▶ [REQUIRED WORK] Your task is to extract every entry that follows word for word while excluding the pictures.
------ GIVEN INFORMATION
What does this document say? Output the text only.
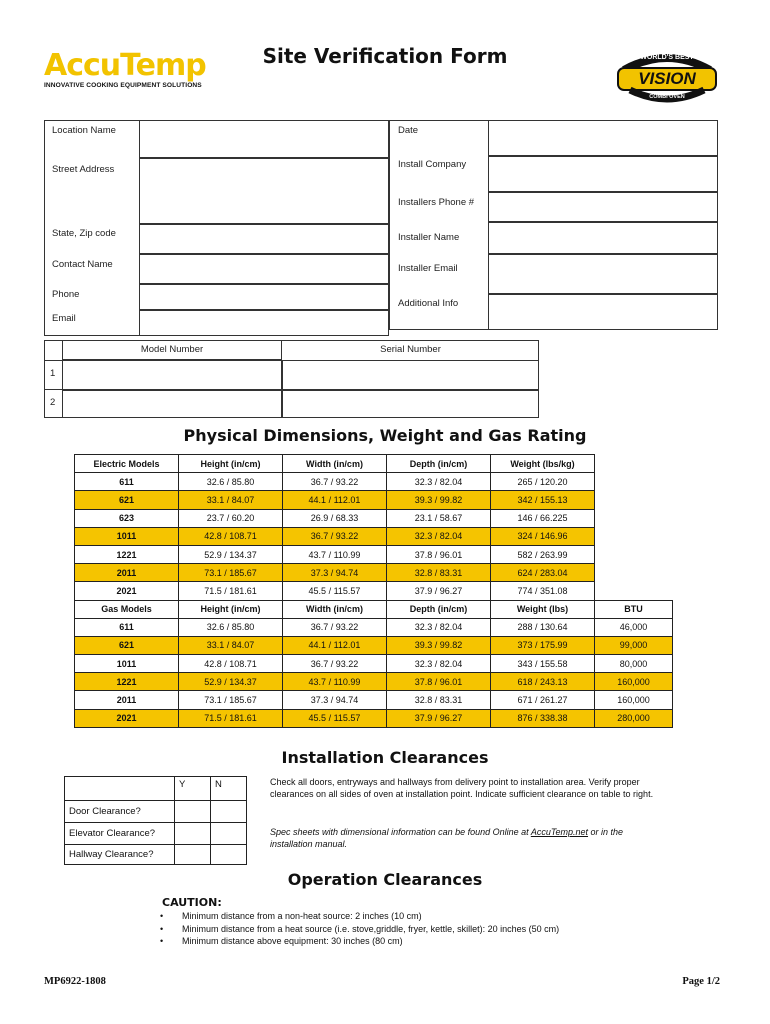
AccuTemp
INNOVATIVE COOKING EQUIPMENT SOLUTIONS
Site Verification Form	WORLD'S BEST
VISION
COMBI OVEN
Location Name
Street Address
State, Zip code
Contact Name
Phone
Email
Date
Install Company
Installers Phone #
Installer Name
Installer Email
Additional Info
Model Number	Serial Number
1
2
Physical Dimensions, Weight and Gas Rating
Electric Models	Height (in/cm)	Width (in/cm)	Depth (in/cm)	Weight (lbs/kg)	
611	32.6 / 85.80	36.7 / 93.22	32.3 / 82.04	265 / 120.20	
621	33.1 / 84.07	44.1 / 112.01	39.3 / 99.82	342 / 155.13	
623	23.7 / 60.20	26.9 / 68.33	23.1 / 58.67	146 / 66.225	
1011	42.8 / 108.71	36.7 / 93.22	32.3 / 82.04	324 / 146.96	
1221	52.9 / 134.37	43.7 / 110.99	37.8 / 96.01	582 / 263.99	
2011	73.1 / 185.67	37.3 / 94.74	32.8 / 83.31	624 / 283.04	
2021	71.5 / 181.61	45.5 / 115.57	37.9 / 96.27	774 / 351.08	
Gas Models	Height (in/cm)	Width (in/cm)	Depth (in/cm)	Weight (lbs)	BTU
611	32.6 / 85.80	36.7 / 93.22	32.3 / 82.04	288 / 130.64	46,000
621	33.1 / 84.07	44.1 / 112.01	39.3 / 99.82	373 / 175.99	99,000
1011	42.8 / 108.71	36.7 / 93.22	32.3 / 82.04	343 / 155.58	80,000
1221	52.9 / 134.37	43.7 / 110.99	37.8 / 96.01	618 / 243.13	160,000
2011	73.1 / 185.67	37.3 / 94.74	32.8 / 83.31	671 / 261.27	160,000
2021	71.5 / 181.61	45.5 / 115.57	37.9 / 96.27	876 / 338.38	280,000
Installation Clearances
	Y	N
Door Clearance?		
Elevator Clearance?		
Hallway Clearance?		
Check all doors, entryways and hallways from delivery point to installation area. Verify proper clearances on all sides of oven at installation point. Indicate sufficient clearance on table to right.
Spec sheets with dimensional information can be found Online at AccuTemp.net or in the installation manual.
Operation Clearances
CAUTION:
• Minimum distance from a non-heat source: 2 inches (10 cm)
• Minimum distance from a heat source (i.e. stove,griddle, fryer, kettle, skillet): 20 inches (50 cm)
• Minimum distance above equipment: 30 inches (80 cm)
MP6922-1808	Page 1/2
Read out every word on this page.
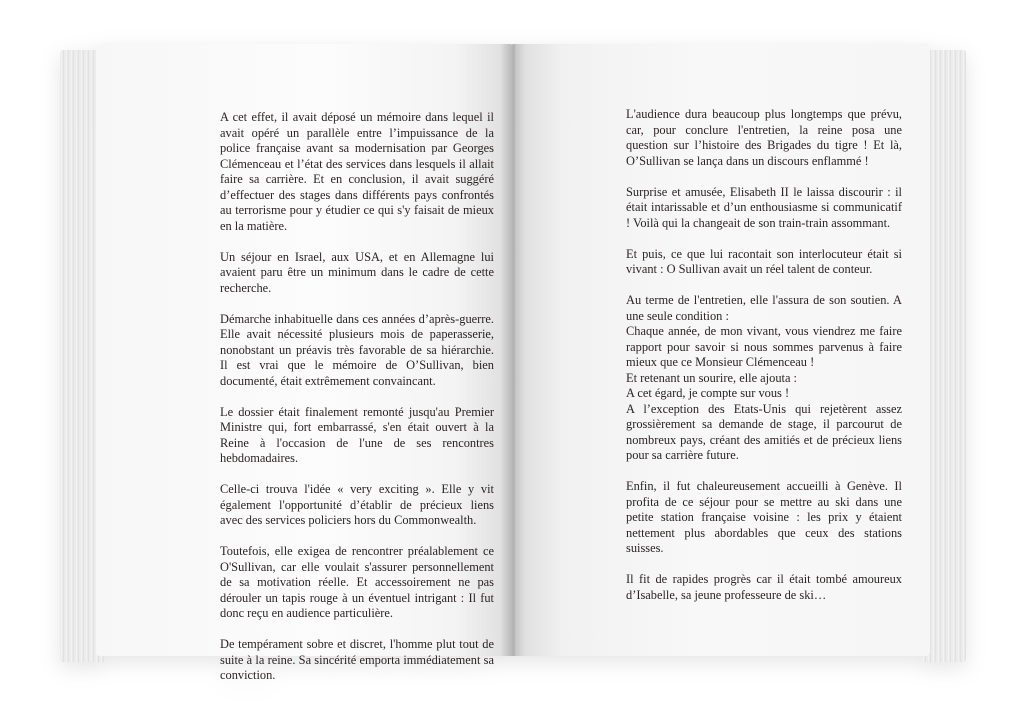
A cet effet, il avait déposé un mémoire dans lequel il avait opéré un parallèle entre l’impuissance de la police française avant sa modernisation par Georges Clémenceau et l’état des services dans lesquels il allait faire sa carrière. Et en conclusion, il avait suggéré d’effectuer des stages dans différents pays confrontés au terrorisme pour y étudier ce qui s'y faisait de mieux en la matière.

Un séjour en Israel, aux USA, et en Allemagne lui avaient paru être un minimum dans le cadre de cette recherche.

Démarche inhabituelle dans ces années d’après-guerre. Elle avait nécessité plusieurs mois de paperasserie, nonobstant un préavis très favorable de sa hiérarchie. Il est vrai que le mémoire de O’Sullivan, bien documenté, était extrêmement convaincant.

Le dossier était finalement remonté jusqu'au Premier Ministre qui, fort embarrassé, s'en était ouvert à la Reine à l'occasion de l'une de ses rencontres hebdomadaires.

Celle-ci trouva l'idée « very exciting ». Elle y vit également l'opportunité d’établir de précieux liens avec des services policiers hors du Commonwealth.

Toutefois, elle exigea de rencontrer préalablement ce O'Sullivan, car elle voulait s'assurer personnellement de sa motivation réelle. Et accessoirement ne pas dérouler un tapis rouge à un éventuel intrigant : Il fut donc reçu en audience particulière.

De tempérament sobre et discret, l'homme plut tout de suite à la reine. Sa sincérité emporta immédiatement sa conviction.

L'audience dura beaucoup plus longtemps que prévu, car, pour conclure l'entretien, la reine posa une question sur l’histoire des Brigades du tigre ! Et là, O’Sullivan se lança dans un discours enflammé !

Surprise et amusée, Elisabeth II le laissa discourir : il était intarissable et d’un enthousiasme si communicatif ! Voilà qui la changeait de son train-train assommant.

Et puis, ce que lui racontait son interlocuteur était si vivant : O Sullivan avait un réel talent de conteur.

Au terme de l'entretien, elle l'assura de son soutien. A une seule condition :
Chaque année, de mon vivant, vous viendrez me faire rapport pour savoir si nous sommes parvenus à faire mieux que ce Monsieur Clémenceau !
Et retenant un sourire, elle ajouta :
A cet égard, je compte sur vous !
A l’exception des Etats-Unis qui rejetèrent assez grossièrement sa demande de stage, il parcourut de nombreux pays, créant des amitiés et de précieux liens pour sa carrière future.

Enfin, il fut chaleureusement accueilli à Genève. Il profita de ce séjour pour se mettre au ski dans une petite station française voisine : les prix y étaient nettement plus abordables que ceux des stations suisses.

Il fit de rapides progrès car il était tombé amoureux d’Isabelle, sa jeune professeure de ski…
------------
▶ [SOLUTION TO THE PROBLEM]
What does this document say? Output the text only.
AccuTemp
INNOVATIVE COOKING EQUIPMENT SOLUTIONS
Site Verification Form	WORLD'S BEST
VISION
COMBI OVEN
Location Name
Street Address
State, Zip code
Contact Name
Phone
Email
Date
Install Company
Installers Phone #
Installer Name
Installer Email
Additional Info
Model Number	Serial Number
1
2
Physical Dimensions, Weight and Gas Rating
Electric Models	Height (in/cm)	Width (in/cm)	Depth (in/cm)	Weight (lbs/kg)	
611	32.6 / 85.80	36.7 / 93.22	32.3 / 82.04	265 / 120.20	
621	33.1 / 84.07	44.1 / 112.01	39.3 / 99.82	342 / 155.13	
623	23.7 / 60.20	26.9 / 68.33	23.1 / 58.67	146 / 66.225	
1011	42.8 / 108.71	36.7 / 93.22	32.3 / 82.04	324 / 146.96	
1221	52.9 / 134.37	43.7 / 110.99	37.8 / 96.01	582 / 263.99	
2011	73.1 / 185.67	37.3 / 94.74	32.8 / 83.31	624 / 283.04	
2021	71.5 / 181.61	45.5 / 115.57	37.9 / 96.27	774 / 351.08	
Gas Models	Height (in/cm)	Width (in/cm)	Depth (in/cm)	Weight (lbs)	BTU
611	32.6 / 85.80	36.7 / 93.22	32.3 / 82.04	288 / 130.64	46,000
621	33.1 / 84.07	44.1 / 112.01	39.3 / 99.82	373 / 175.99	99,000
1011	42.8 / 108.71	36.7 / 93.22	32.3 / 82.04	343 / 155.58	80,000
1221	52.9 / 134.37	43.7 / 110.99	37.8 / 96.01	618 / 243.13	160,000
2011	73.1 / 185.67	37.3 / 94.74	32.8 / 83.31	671 / 261.27	160,000
2021	71.5 / 181.61	45.5 / 115.57	37.9 / 96.27	876 / 338.38	280,000
Installation Clearances
	Y	N
Door Clearance?		
Elevator Clearance?		
Hallway Clearance?		
Check all doors, entryways and hallways from delivery point to installation area. Verify proper clearances on all sides of oven at installation point. Indicate sufficient clearance on table to right.
Spec sheets with dimensional information can be found Online at AccuTemp.net or in the installation manual.
Operation Clearances
CAUTION:
• Minimum distance from a non-heat source: 2 inches (10 cm)
• Minimum distance from a heat source (i.e. stove,griddle, fryer, kettle, skillet): 20 inches (50 cm)
• Minimum distance above equipment: 30 inches (80 cm)
MP6922-1808	Page 1/2
Read out every word on this page.
A cet effet, il avait déposé un mémoire dans lequel il avait opéré un parallèle entre l’impuissance de la police française avant sa modernisation par Georges Clémenceau et l’état des services dans lesquels il allait faire sa carrière. Et en conclusion, il avait suggéré d’effectuer des stages dans différents pays confrontés au terrorisme pour y étudier ce qui s'y faisait de mieux en la matière.

Un séjour en Israel, aux USA, et en Allemagne lui avaient paru être un minimum dans le cadre de cette recherche.

Démarche inhabituelle dans ces années d’après-guerre. Elle avait nécessité plusieurs mois de paperasserie, nonobstant un préavis très favorable de sa hiérarchie. Il est vrai que le mémoire de O’Sullivan, bien documenté, était extrêmement convaincant.

Le dossier était finalement remonté jusqu'au Premier Ministre qui, fort embarrassé, s'en était ouvert à la Reine à l'occasion de l'une de ses rencontres hebdomadaires.

Celle-ci trouva l'idée « very exciting ». Elle y vit également l'opportunité d’établir de précieux liens avec des services policiers hors du Commonwealth.

Toutefois, elle exigea de rencontrer préalablement ce O'Sullivan, car elle voulait s'assurer personnellement de sa motivation réelle. Et accessoirement ne pas dérouler un tapis rouge à un éventuel intrigant : Il fut donc reçu en audience particulière.

De tempérament sobre et discret, l'homme plut tout de suite à la reine. Sa sincérité emporta immédiatement sa conviction.

L'audience dura beaucoup plus longtemps que prévu, car, pour conclure l'entretien, la reine posa une question sur l’histoire des Brigades du tigre ! Et là, O’Sullivan se lança dans un discours enflammé !

Surprise et amusée, Elisabeth II le laissa discourir : il était intarissable et d’un enthousiasme si communicatif ! Voilà qui la changeait de son train-train assommant.

Et puis, ce que lui racontait son interlocuteur était si vivant : O Sullivan avait un réel talent de conteur.

Au terme de l'entretien, elle l'assura de son soutien. A une seule condition :
Chaque année, de mon vivant, vous viendrez me faire rapport pour savoir si nous sommes parvenus à faire mieux que ce Monsieur Clémenceau !
Et retenant un sourire, elle ajouta :
A cet égard, je compte sur vous !
A l’exception des Etats-Unis qui rejetèrent assez grossièrement sa demande de stage, il parcourut de nombreux pays, créant des amitiés et de précieux liens pour sa carrière future.

Enfin, il fut chaleureusement accueilli à Genève. Il profita de ce séjour pour se mettre au ski dans une petite station française voisine : les prix y étaient nettement plus abordables que ceux des stations suisses.

Il fit de rapides progrès car il était tombé amoureux d’Isabelle, sa jeune professeure de ski…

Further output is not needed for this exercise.